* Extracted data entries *
────────────────────

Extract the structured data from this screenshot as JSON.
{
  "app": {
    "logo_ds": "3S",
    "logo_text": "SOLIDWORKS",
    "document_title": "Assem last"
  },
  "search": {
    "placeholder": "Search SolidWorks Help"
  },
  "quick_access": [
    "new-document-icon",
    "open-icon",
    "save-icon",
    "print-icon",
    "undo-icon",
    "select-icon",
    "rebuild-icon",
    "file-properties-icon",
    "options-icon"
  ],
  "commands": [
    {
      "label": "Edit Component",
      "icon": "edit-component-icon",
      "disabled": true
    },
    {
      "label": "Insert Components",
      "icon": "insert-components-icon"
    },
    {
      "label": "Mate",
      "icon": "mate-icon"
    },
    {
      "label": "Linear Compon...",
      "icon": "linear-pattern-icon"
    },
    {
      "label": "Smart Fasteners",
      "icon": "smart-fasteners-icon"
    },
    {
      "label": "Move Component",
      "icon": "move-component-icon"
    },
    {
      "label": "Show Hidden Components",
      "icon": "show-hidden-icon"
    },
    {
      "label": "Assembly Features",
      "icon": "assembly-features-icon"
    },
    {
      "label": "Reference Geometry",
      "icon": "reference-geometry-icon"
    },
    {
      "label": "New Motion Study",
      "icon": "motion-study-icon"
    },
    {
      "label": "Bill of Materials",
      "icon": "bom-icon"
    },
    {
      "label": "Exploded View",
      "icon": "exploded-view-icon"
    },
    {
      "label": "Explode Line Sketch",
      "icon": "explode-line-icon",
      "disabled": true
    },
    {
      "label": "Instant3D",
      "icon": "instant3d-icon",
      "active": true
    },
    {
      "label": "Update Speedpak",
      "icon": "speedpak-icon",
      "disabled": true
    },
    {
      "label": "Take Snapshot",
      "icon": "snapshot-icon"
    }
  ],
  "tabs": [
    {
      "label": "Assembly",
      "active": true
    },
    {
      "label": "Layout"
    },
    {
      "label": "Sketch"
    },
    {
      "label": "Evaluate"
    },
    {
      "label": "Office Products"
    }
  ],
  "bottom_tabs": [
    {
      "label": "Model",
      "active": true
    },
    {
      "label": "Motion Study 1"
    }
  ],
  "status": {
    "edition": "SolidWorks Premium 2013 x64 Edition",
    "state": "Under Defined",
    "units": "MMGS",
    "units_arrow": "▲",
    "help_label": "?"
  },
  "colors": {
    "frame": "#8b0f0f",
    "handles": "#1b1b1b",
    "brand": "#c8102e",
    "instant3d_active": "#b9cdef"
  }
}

────────────────────

* WRITTEN PROBLEM *
Send back every record, precisely as written.

* PROBLEM SOLUTION *
Extract the structured data from this screenshot as JSON.
{
  "app": {
    "logo_ds": "3S",
    "logo_text": "SOLIDWORKS",
    "document_title": "Assem last"
  },
  "search": {
    "placeholder": "Search SolidWorks Help"
  },
  "quick_access": [
    "new-document-icon",
    "open-icon",
    "save-icon",
    "print-icon",
    "undo-icon",
    "select-icon",
    "rebuild-icon",
    "file-properties-icon",
    "options-icon"
  ],
  "commands": [
    {
      "label": "Edit Component",
      "icon": "edit-component-icon",
      "disabled": true
    },
    {
      "label": "Insert Components",
      "icon": "insert-components-icon"
    },
    {
      "label": "Mate",
      "icon": "mate-icon"
    },
    {
      "label": "Linear Compon...",
      "icon": "linear-pattern-icon"
    },
    {
      "label": "Smart Fasteners",
      "icon": "smart-fasteners-icon"
    },
    {
      "label": "Move Component",
      "icon": "move-component-icon"
    },
    {
      "label": "Show Hidden Components",
      "icon": "show-hidden-icon"
    },
    {
      "label": "Assembly Features",
      "icon": "assembly-features-icon"
    },
    {
      "label": "Reference Geometry",
      "icon": "reference-geometry-icon"
    },
    {
      "label": "New Motion Study",
      "icon": "motion-study-icon"
    },
    {
      "label": "Bill of Materials",
      "icon": "bom-icon"
    },
    {
      "label": "Exploded View",
      "icon": "exploded-view-icon"
    },
    {
      "label": "Explode Line Sketch",
      "icon": "explode-line-icon",
      "disabled": true
    },
    {
      "label": "Instant3D",
      "icon": "instant3d-icon",
      "active": true
    },
    {
      "label": "Update Speedpak",
      "icon": "speedpak-icon",
      "disabled": true
    },
    {
      "label": "Take Snapshot",
      "icon": "snapshot-icon"
    }
  ],
  "tabs": [
    {
      "label": "Assembly",
      "active": true
    },
    {
      "label": "Layout"
    },
    {
      "label": "Sketch"
    },
    {
      "label": "Evaluate"
    },
    {
      "label": "Office Products"
    }
  ],
  "bottom_tabs": [
    {
      "label": "Model",
      "active": true
    },
    {
      "label": "Motion Study 1"
    }
  ],
  "status": {
    "edition": "SolidWorks Premium 2013 x64 Edition",
    "state": "Under Defined",
    "units": "MMGS",
    "units_arrow": "▲",
    "help_label": "?"
  },
  "colors": {
    "frame": "#8b0f0f",
    "handles": "#1b1b1b",
    "brand": "#c8102e",
    "instant3d_active": "#b9cdef"
  }
}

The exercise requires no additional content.